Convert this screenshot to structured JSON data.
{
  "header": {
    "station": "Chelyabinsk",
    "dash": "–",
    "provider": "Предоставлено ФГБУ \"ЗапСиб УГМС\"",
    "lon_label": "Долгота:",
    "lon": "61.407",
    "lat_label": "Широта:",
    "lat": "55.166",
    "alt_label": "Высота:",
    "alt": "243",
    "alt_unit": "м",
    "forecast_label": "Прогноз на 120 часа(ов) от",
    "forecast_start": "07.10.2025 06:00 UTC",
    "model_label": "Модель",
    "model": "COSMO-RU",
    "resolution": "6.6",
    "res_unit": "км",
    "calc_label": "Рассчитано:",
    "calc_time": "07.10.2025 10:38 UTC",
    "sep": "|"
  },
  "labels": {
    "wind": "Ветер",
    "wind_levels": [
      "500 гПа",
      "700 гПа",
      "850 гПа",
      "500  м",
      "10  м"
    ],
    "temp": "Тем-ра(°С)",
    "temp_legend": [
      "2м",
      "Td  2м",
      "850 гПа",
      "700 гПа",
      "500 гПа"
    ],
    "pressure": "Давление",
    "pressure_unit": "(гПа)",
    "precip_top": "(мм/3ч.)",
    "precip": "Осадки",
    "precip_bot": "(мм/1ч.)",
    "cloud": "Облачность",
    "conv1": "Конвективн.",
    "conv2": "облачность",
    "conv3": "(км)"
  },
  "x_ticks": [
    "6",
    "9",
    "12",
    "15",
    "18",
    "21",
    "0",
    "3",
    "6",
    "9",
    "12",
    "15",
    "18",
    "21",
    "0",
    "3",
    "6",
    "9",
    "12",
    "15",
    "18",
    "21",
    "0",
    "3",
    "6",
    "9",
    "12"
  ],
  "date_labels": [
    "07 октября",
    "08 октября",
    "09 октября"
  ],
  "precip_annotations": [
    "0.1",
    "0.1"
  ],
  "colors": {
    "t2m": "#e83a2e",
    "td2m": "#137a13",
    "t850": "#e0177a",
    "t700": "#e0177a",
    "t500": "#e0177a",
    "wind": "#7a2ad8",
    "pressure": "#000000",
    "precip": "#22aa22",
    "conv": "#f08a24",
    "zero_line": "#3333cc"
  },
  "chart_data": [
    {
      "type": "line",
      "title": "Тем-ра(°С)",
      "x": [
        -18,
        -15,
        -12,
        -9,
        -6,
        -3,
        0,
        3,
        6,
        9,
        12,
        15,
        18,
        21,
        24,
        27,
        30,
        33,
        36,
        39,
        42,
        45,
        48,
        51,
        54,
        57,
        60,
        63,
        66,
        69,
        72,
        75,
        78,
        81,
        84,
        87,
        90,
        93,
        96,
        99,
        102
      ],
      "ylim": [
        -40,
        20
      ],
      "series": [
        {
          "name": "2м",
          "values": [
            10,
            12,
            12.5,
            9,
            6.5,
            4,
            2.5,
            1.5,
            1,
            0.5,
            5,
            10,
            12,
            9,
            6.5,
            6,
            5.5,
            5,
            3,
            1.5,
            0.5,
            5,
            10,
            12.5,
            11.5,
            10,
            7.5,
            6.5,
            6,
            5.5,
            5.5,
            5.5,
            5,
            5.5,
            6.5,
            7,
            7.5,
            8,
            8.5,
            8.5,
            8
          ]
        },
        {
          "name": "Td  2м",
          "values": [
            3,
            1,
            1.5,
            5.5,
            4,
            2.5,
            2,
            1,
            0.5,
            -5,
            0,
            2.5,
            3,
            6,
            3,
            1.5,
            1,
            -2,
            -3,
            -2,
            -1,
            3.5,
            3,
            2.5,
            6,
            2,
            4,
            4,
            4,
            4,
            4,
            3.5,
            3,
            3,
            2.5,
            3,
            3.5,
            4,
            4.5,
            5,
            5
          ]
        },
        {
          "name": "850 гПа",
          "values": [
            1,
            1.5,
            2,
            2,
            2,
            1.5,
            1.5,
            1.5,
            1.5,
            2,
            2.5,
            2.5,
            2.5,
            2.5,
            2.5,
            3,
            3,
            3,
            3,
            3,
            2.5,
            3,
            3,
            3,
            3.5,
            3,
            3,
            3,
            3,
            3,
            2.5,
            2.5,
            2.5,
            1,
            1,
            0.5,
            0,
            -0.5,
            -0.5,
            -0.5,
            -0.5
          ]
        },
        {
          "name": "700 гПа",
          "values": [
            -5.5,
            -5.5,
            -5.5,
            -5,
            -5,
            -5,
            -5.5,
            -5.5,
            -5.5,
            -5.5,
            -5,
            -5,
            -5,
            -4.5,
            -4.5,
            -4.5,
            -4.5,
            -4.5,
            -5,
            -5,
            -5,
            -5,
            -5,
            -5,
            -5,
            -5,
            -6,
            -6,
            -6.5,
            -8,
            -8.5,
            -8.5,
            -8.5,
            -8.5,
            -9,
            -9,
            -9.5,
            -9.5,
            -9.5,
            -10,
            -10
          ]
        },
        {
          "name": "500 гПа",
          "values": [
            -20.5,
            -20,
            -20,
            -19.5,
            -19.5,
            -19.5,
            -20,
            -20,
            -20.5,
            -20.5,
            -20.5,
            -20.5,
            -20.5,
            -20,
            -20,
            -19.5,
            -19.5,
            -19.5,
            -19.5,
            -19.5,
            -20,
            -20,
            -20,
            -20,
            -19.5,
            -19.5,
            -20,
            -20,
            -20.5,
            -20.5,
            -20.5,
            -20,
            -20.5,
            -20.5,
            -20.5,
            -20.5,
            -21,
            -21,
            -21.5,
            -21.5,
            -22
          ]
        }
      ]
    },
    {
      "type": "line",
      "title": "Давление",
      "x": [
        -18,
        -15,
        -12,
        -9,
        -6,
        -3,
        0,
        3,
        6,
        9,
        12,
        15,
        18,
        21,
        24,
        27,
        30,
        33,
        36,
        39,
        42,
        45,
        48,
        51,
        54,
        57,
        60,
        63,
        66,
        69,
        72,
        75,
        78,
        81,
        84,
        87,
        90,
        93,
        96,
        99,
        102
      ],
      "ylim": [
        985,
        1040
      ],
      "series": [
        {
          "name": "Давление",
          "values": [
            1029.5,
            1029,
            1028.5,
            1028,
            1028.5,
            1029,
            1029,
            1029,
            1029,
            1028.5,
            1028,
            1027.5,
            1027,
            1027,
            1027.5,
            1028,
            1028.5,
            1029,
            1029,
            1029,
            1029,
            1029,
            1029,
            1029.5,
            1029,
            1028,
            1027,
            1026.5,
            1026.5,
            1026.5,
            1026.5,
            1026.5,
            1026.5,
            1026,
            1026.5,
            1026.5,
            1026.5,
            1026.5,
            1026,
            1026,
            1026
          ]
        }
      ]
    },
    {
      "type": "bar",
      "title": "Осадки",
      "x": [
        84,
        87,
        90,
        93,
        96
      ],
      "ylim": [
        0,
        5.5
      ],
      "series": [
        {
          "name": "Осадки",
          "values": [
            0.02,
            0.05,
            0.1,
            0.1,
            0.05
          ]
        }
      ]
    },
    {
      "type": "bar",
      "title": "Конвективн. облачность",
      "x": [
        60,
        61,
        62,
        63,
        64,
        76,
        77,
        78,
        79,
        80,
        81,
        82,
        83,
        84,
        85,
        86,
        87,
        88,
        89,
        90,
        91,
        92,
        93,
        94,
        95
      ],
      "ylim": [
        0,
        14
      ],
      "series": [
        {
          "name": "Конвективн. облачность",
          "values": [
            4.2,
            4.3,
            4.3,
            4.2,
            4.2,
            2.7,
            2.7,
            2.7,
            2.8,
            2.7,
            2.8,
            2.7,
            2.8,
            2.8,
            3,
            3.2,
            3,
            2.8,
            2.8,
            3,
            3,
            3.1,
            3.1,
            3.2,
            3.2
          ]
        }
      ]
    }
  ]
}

=======

Output all of the data again. Match it exactly.

Result for this task =>
Convert this screenshot to structured JSON data.
{
  "header": {
    "station": "Chelyabinsk",
    "dash": "–",
    "provider": "Предоставлено ФГБУ \"ЗапСиб УГМС\"",
    "lon_label": "Долгота:",
    "lon": "61.407",
    "lat_label": "Широта:",
    "lat": "55.166",
    "alt_label": "Высота:",
    "alt": "243",
    "alt_unit": "м",
    "forecast_label": "Прогноз на 120 часа(ов) от",
    "forecast_start": "07.10.2025 06:00 UTC",
    "model_label": "Модель",
    "model": "COSMO-RU",
    "resolution": "6.6",
    "res_unit": "км",
    "calc_label": "Рассчитано:",
    "calc_time": "07.10.2025 10:38 UTC",
    "sep": "|"
  },
  "labels": {
    "wind": "Ветер",
    "wind_levels": [
      "500 гПа",
      "700 гПа",
      "850 гПа",
      "500  м",
      "10  м"
    ],
    "temp": "Тем-ра(°С)",
    "temp_legend": [
      "2м",
      "Td  2м",
      "850 гПа",
      "700 гПа",
      "500 гПа"
    ],
    "pressure": "Давление",
    "pressure_unit": "(гПа)",
    "precip_top": "(мм/3ч.)",
    "precip": "Осадки",
    "precip_bot": "(мм/1ч.)",
    "cloud": "Облачность",
    "conv1": "Конвективн.",
    "conv2": "облачность",
    "conv3": "(км)"
  },
  "x_ticks": [
    "6",
    "9",
    "12",
    "15",
    "18",
    "21",
    "0",
    "3",
    "6",
    "9",
    "12",
    "15",
    "18",
    "21",
    "0",
    "3",
    "6",
    "9",
    "12",
    "15",
    "18",
    "21",
    "0",
    "3",
    "6",
    "9",
    "12"
  ],
  "date_labels": [
    "07 октября",
    "08 октября",
    "09 октября"
  ],
  "precip_annotations": [
    "0.1",
    "0.1"
  ],
  "colors": {
    "t2m": "#e83a2e",
    "td2m": "#137a13",
    "t850": "#e0177a",
    "t700": "#e0177a",
    "t500": "#e0177a",
    "wind": "#7a2ad8",
    "pressure": "#000000",
    "precip": "#22aa22",
    "conv": "#f08a24",
    "zero_line": "#3333cc"
  },
  "chart_data": [
    {
      "type": "line",
      "title": "Тем-ра(°С)",
      "x": [
        -18,
        -15,
        -12,
        -9,
        -6,
        -3,
        0,
        3,
        6,
        9,
        12,
        15,
        18,
        21,
        24,
        27,
        30,
        33,
        36,
        39,
        42,
        45,
        48,
        51,
        54,
        57,
        60,
        63,
        66,
        69,
        72,
        75,
        78,
        81,
        84,
        87,
        90,
        93,
        96,
        99,
        102
      ],
      "ylim": [
        -40,
        20
      ],
      "series": [
        {
          "name": "2м",
          "values": [
            10,
            12,
            12.5,
            9,
            6.5,
            4,
            2.5,
            1.5,
            1,
            0.5,
            5,
            10,
            12,
            9,
            6.5,
            6,
            5.5,
            5,
            3,
            1.5,
            0.5,
            5,
            10,
            12.5,
            11.5,
            10,
            7.5,
            6.5,
            6,
            5.5,
            5.5,
            5.5,
            5,
            5.5,
            6.5,
            7,
            7.5,
            8,
            8.5,
            8.5,
            8
          ]
        },
        {
          "name": "Td  2м",
          "values": [
            3,
            1,
            1.5,
            5.5,
            4,
            2.5,
            2,
            1,
            0.5,
            -5,
            0,
            2.5,
            3,
            6,
            3,
            1.5,
            1,
            -2,
            -3,
            -2,
            -1,
            3.5,
            3,
            2.5,
            6,
            2,
            4,
            4,
            4,
            4,
            4,
            3.5,
            3,
            3,
            2.5,
            3,
            3.5,
            4,
            4.5,
            5,
            5
          ]
        },
        {
          "name": "850 гПа",
          "values": [
            1,
            1.5,
            2,
            2,
            2,
            1.5,
            1.5,
            1.5,
            1.5,
            2,
            2.5,
            2.5,
            2.5,
            2.5,
            2.5,
            3,
            3,
            3,
            3,
            3,
            2.5,
            3,
            3,
            3,
            3.5,
            3,
            3,
            3,
            3,
            3,
            2.5,
            2.5,
            2.5,
            1,
            1,
            0.5,
            0,
            -0.5,
            -0.5,
            -0.5,
            -0.5
          ]
        },
        {
          "name": "700 гПа",
          "values": [
            -5.5,
            -5.5,
            -5.5,
            -5,
            -5,
            -5,
            -5.5,
            -5.5,
            -5.5,
            -5.5,
            -5,
            -5,
            -5,
            -4.5,
            -4.5,
            -4.5,
            -4.5,
            -4.5,
            -5,
            -5,
            -5,
            -5,
            -5,
            -5,
            -5,
            -5,
            -6,
            -6,
            -6.5,
            -8,
            -8.5,
            -8.5,
            -8.5,
            -8.5,
            -9,
            -9,
            -9.5,
            -9.5,
            -9.5,
            -10,
            -10
          ]
        },
        {
          "name": "500 гПа",
          "values": [
            -20.5,
            -20,
            -20,
            -19.5,
            -19.5,
            -19.5,
            -20,
            -20,
            -20.5,
            -20.5,
            -20.5,
            -20.5,
            -20.5,
            -20,
            -20,
            -19.5,
            -19.5,
            -19.5,
            -19.5,
            -19.5,
            -20,
            -20,
            -20,
            -20,
            -19.5,
            -19.5,
            -20,
            -20,
            -20.5,
            -20.5,
            -20.5,
            -20,
            -20.5,
            -20.5,
            -20.5,
            -20.5,
            -21,
            -21,
            -21.5,
            -21.5,
            -22
          ]
        }
      ]
    },
    {
      "type": "line",
      "title": "Давление",
      "x": [
        -18,
        -15,
        -12,
        -9,
        -6,
        -3,
        0,
        3,
        6,
        9,
        12,
        15,
        18,
        21,
        24,
        27,
        30,
        33,
        36,
        39,
        42,
        45,
        48,
        51,
        54,
        57,
        60,
        63,
        66,
        69,
        72,
        75,
        78,
        81,
        84,
        87,
        90,
        93,
        96,
        99,
        102
      ],
      "ylim": [
        985,
        1040
      ],
      "series": [
        {
          "name": "Давление",
          "values": [
            1029.5,
            1029,
            1028.5,
            1028,
            1028.5,
            1029,
            1029,
            1029,
            1029,
            1028.5,
            1028,
            1027.5,
            1027,
            1027,
            1027.5,
            1028,
            1028.5,
            1029,
            1029,
            1029,
            1029,
            1029,
            1029,
            1029.5,
            1029,
            1028,
            1027,
            1026.5,
            1026.5,
            1026.5,
            1026.5,
            1026.5,
            1026.5,
            1026,
            1026.5,
            1026.5,
            1026.5,
            1026.5,
            1026,
            1026,
            1026
          ]
        }
      ]
    },
    {
      "type": "bar",
      "title": "Осадки",
      "x": [
        84,
        87,
        90,
        93,
        96
      ],
      "ylim": [
        0,
        5.5
      ],
      "series": [
        {
          "name": "Осадки",
          "values": [
            0.02,
            0.05,
            0.1,
            0.1,
            0.05
          ]
        }
      ]
    },
    {
      "type": "bar",
      "title": "Конвективн. облачность",
      "x": [
        60,
        61,
        62,
        63,
        64,
        76,
        77,
        78,
        79,
        80,
        81,
        82,
        83,
        84,
        85,
        86,
        87,
        88,
        89,
        90,
        91,
        92,
        93,
        94,
        95
      ],
      "ylim": [
        0,
        14
      ],
      "series": [
        {
          "name": "Конвективн. облачность",
          "values": [
            4.2,
            4.3,
            4.3,
            4.2,
            4.2,
            2.7,
            2.7,
            2.7,
            2.8,
            2.7,
            2.8,
            2.7,
            2.8,
            2.8,
            3,
            3.2,
            3,
            2.8,
            2.8,
            3,
            3,
            3.1,
            3.1,
            3.2,
            3.2
          ]
        }
      ]
    }
  ]
}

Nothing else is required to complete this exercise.